County Executive-elect Charles I. Ecker's two top advisers -- people now heading his transition team and who may play key administration roles -- are as different as . . . Dundalk and Annapolis.
Michael William Davis, 39, -- an Annapolis native -- had been living in Columbia in relative anonymity. During the campaign, he was the dapper dresser who seemed always to be in the background with Ecker, but never said anything -- kind of like a Secret Service man.
At Ecker's public appearances, Davis began looking like someone people should, but couldn't quite, recognize. "Who's the guy close to Ecker?" they asked.
No such questions were needed for Beverly Marsh Wilhide, a 54-year-old Ellicott City businesswoman with a reputation for public service.
What she and Davis have in common is that a year ago, neither knew Charles Ecker. For all three, this was their first foray into politics. All three were draftees.
Wilhide, who grew up in Dundalk, is comfortable in the limelight, although she does not seek it. From the time she was editor-in-chief of her high school newspaper until now, she has been at the center of everything she puts her mind to.
Despite winning a scholarship, she was financially unable to attend college. She worked instead in the secretarial pool for the American Smelting and Refining Co. in Dundalk. Within six months, she had become the company's chief executive secretary.
◆ ◆ ◆ ◆
*Do this*
Extend the profile of Charles Ecker's two top advisers, picking up after its final sentence.

*Data entries*
◆ ◆ ◆ ◆
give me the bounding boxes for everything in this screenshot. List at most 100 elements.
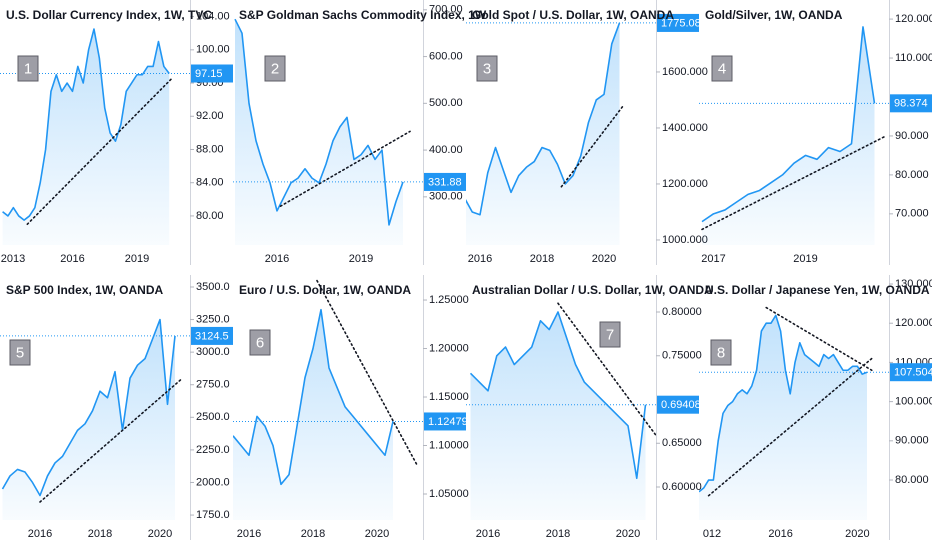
x-tick-label: 2016 bbox=[468, 253, 492, 265]
chart-panel: 3500.0 3250.0 3000.0 2750.0 2500.0 2250.0 2000… bbox=[0, 275, 233, 540]
y-tick-label: 1200.000 bbox=[662, 178, 708, 190]
x-tick-label: 2016 bbox=[28, 528, 52, 540]
panel-number: 7 bbox=[606, 326, 614, 343]
chart-title: Euro / U.S. Dollar, 1W, OANDA bbox=[239, 283, 411, 297]
y-tick-label: 1.15000 bbox=[429, 391, 469, 403]
panel-number-box bbox=[264, 55, 286, 82]
price-line bbox=[1, 318, 176, 497]
chart-panel: 120.000 110.000 90.000 80.000 70.000 2017 2019… bbox=[699, 0, 932, 265]
y-tick-label: 700.00 bbox=[429, 4, 463, 16]
y-tick-label: 70.000 bbox=[895, 208, 929, 220]
area bbox=[470, 312, 646, 520]
y-tick-label: 1.10000 bbox=[429, 439, 469, 451]
last-price-label: 1775.086 bbox=[661, 17, 707, 29]
panel-number-box bbox=[9, 339, 31, 366]
y-tick-label: 1.05000 bbox=[429, 488, 469, 500]
x-tick-label: 2018 bbox=[301, 528, 325, 540]
y-tick-label: 100.00 bbox=[196, 44, 230, 56]
price-line bbox=[234, 18, 404, 226]
chart-title: Gold Spot / U.S. Dollar, 1W, OANDA bbox=[472, 8, 674, 22]
x-tick-label: 2017 bbox=[701, 253, 725, 265]
y-tick-label: 130.000 bbox=[895, 278, 932, 290]
last-price-label: 3124.5 bbox=[195, 330, 229, 342]
chart-panel: 1.25000 1.20000 1.15000 1.10000 1.05000 2016 2… bbox=[233, 275, 469, 540]
plot bbox=[0, 28, 190, 245]
chart-panel: 0.80000 0.75000 0.65000 0.60000 2016 2018 2020… bbox=[466, 275, 713, 540]
price-line bbox=[699, 314, 868, 493]
panel-number: 5 bbox=[16, 344, 24, 361]
y-tick-label: 400.00 bbox=[429, 144, 463, 156]
y-tick-label: 0.80000 bbox=[662, 306, 702, 318]
chart-panel: 700.00 600.00 500.00 400.00 300.00 2016 2019 33… bbox=[233, 0, 487, 265]
y-tick-label: 3500.0 bbox=[196, 281, 230, 293]
plot bbox=[699, 306, 889, 520]
panel-number: 4 bbox=[718, 60, 726, 77]
x-tick-label: 2019 bbox=[125, 253, 149, 265]
y-tick-label: 90.000 bbox=[895, 435, 929, 447]
plot bbox=[0, 318, 190, 520]
chart-title: U.S. Dollar Currency Index, 1W, TVC bbox=[6, 8, 212, 22]
y-tick-label: 0.75000 bbox=[662, 350, 702, 362]
y-tick-label: 3250.0 bbox=[196, 313, 230, 325]
plot bbox=[233, 279, 423, 520]
y-tick-label: 84.00 bbox=[196, 177, 224, 189]
x-tick-label: 2018 bbox=[546, 528, 570, 540]
y-tick-label: 0.60000 bbox=[662, 481, 702, 493]
trendline bbox=[560, 104, 625, 188]
panel-number: 6 bbox=[256, 334, 264, 351]
panel-number-box bbox=[476, 55, 498, 82]
last-price-box bbox=[191, 326, 233, 345]
x-tick-label: 2020 bbox=[845, 528, 869, 540]
y-tick-label: 80.000 bbox=[895, 169, 929, 181]
x-tick-label: 2019 bbox=[793, 253, 817, 265]
y-tick-label: 300.00 bbox=[429, 191, 463, 203]
panel-number: 2 bbox=[271, 60, 279, 77]
x-tick-label: 2016 bbox=[768, 528, 792, 540]
chart-panel: 104.00100.0096.0092.0088.0084.0080.00201… bbox=[0, 0, 233, 265]
y-tick-label: 120.000 bbox=[895, 13, 932, 25]
y-tick-label: 1000.000 bbox=[662, 234, 708, 246]
last-price-box bbox=[424, 412, 466, 431]
panel-number-box bbox=[17, 55, 39, 82]
y-tick-label: 3000.0 bbox=[196, 346, 230, 358]
chart-title: S&P 500 Index, 1W, OANDA bbox=[6, 283, 163, 297]
x-tick-label: 2020 bbox=[616, 528, 640, 540]
trendline bbox=[557, 302, 656, 437]
y-tick-label: 1.25000 bbox=[429, 294, 469, 306]
x-tick-label: 2016 bbox=[265, 253, 289, 265]
chart-title: U.S. Dollar / Japanese Yen, 1W, OANDA bbox=[705, 283, 930, 297]
plot bbox=[233, 18, 423, 245]
y-tick-label: 104.00 bbox=[196, 11, 230, 23]
trendline bbox=[26, 78, 173, 226]
last-price-label: 97.15 bbox=[195, 68, 223, 80]
x-tick-label: 2016 bbox=[476, 528, 500, 540]
y-tick-label: 2500.0 bbox=[196, 411, 230, 423]
plot bbox=[466, 22, 656, 245]
chart-panel: 130.000120.000110.000100.00090.00080.000… bbox=[699, 275, 932, 540]
price-line bbox=[233, 308, 394, 486]
y-tick-label: 80.000 bbox=[895, 474, 929, 486]
y-tick-label: 0.65000 bbox=[662, 437, 702, 449]
panel-number-box bbox=[599, 321, 621, 348]
last-price-box bbox=[890, 94, 932, 113]
y-tick-label: 600.00 bbox=[429, 50, 463, 62]
panel-number-box bbox=[249, 329, 271, 356]
trendline bbox=[701, 135, 887, 231]
panel-number: 3 bbox=[483, 60, 491, 77]
x-tick-label: 2016 bbox=[60, 253, 84, 265]
chart-title: Australian Dollar / U.S. Dollar, 1W, OAN… bbox=[472, 283, 713, 297]
y-tick-label: 120.000 bbox=[895, 317, 932, 329]
y-tick-label: 2750.0 bbox=[196, 379, 230, 391]
trendline bbox=[316, 279, 418, 466]
y-tick-label: 2000.0 bbox=[196, 476, 230, 488]
area bbox=[702, 26, 875, 245]
last-price-box bbox=[424, 172, 466, 191]
area bbox=[2, 29, 170, 245]
last-price-label: 98.374 bbox=[894, 98, 928, 110]
chart-panel: 1600.000 1400.000 1200.000 1000.000 2016 2018… bbox=[466, 0, 708, 265]
y-tick-label: 1400.000 bbox=[662, 122, 708, 134]
panel-number: 8 bbox=[717, 344, 725, 361]
last-price-box bbox=[890, 363, 932, 382]
y-tick-label: 500.00 bbox=[429, 97, 463, 109]
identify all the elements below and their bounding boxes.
◆ ◆ ◆ ◆
*Written answer*
Meanwhile, she worked as a model, singer and tap and modern jazz dancer during off-hours, performing with local orchestras and society bands. In 1960, she won the Miss Baltimore County beauty pageant.
Her penchant for volunteering revealed itself early. She got the bands and other performers to form a volunteer entertainment troupe, putting on shows for area military bases.
She says her "big break" came in 1959 when she was invited to audition for a national refrigerator commercial. She held that job for a year-and-a-half. Then at age 24, she met and married Leon Wilhide and "inherited two stepsons." They later had a daughter and son of their own.
"A (married woman having a) career was unheard of in 1961," she says. So she "became the wife of a businessman" who, after the children were in school, "got involved in his flower shop." Along the way, she volunteered for the PTA, become president of her church women's group and raised money for the church choir.
After joining her husband in business in 1967, she was elected to the board of directors of the Allied Florist Association of Baltimore, severing one year as treasurer and two as president.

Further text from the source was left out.